● Work to be completed
Would you output the whole listing below, exactly as it reads?
########
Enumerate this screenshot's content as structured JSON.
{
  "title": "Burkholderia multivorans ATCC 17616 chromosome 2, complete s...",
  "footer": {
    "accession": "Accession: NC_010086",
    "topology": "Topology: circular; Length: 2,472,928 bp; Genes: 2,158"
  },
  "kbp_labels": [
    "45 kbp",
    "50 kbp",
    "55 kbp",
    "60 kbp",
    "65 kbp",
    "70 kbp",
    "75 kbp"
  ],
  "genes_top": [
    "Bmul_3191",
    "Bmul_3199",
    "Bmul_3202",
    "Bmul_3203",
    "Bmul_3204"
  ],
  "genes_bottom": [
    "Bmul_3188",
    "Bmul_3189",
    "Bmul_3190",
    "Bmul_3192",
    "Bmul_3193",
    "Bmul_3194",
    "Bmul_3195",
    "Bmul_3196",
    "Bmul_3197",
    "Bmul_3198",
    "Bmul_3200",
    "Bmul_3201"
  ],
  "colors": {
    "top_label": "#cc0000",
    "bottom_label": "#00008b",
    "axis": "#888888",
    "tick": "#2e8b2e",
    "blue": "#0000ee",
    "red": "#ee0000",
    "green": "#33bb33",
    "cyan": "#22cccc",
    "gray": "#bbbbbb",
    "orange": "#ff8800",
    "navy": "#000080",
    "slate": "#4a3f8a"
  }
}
########
● Result for this task
Enumerate this screenshot's content as structured JSON.
{
  "title": "Burkholderia multivorans ATCC 17616 chromosome 2, complete s...",
  "footer": {
    "accession": "Accession: NC_010086",
    "topology": "Topology: circular; Length: 2,472,928 bp; Genes: 2,158"
  },
  "kbp_labels": [
    "45 kbp",
    "50 kbp",
    "55 kbp",
    "60 kbp",
    "65 kbp",
    "70 kbp",
    "75 kbp"
  ],
  "genes_top": [
    "Bmul_3191",
    "Bmul_3199",
    "Bmul_3202",
    "Bmul_3203",
    "Bmul_3204"
  ],
  "genes_bottom": [
    "Bmul_3188",
    "Bmul_3189",
    "Bmul_3190",
    "Bmul_3192",
    "Bmul_3193",
    "Bmul_3194",
    "Bmul_3195",
    "Bmul_3196",
    "Bmul_3197",
    "Bmul_3198",
    "Bmul_3200",
    "Bmul_3201"
  ],
  "colors": {
    "top_label": "#cc0000",
    "bottom_label": "#00008b",
    "axis": "#888888",
    "tick": "#2e8b2e",
    "blue": "#0000ee",
    "red": "#ee0000",
    "green": "#33bb33",
    "cyan": "#22cccc",
    "gray": "#bbbbbb",
    "orange": "#ff8800",
    "navy": "#000080",
    "slate": "#4a3f8a"
  }
}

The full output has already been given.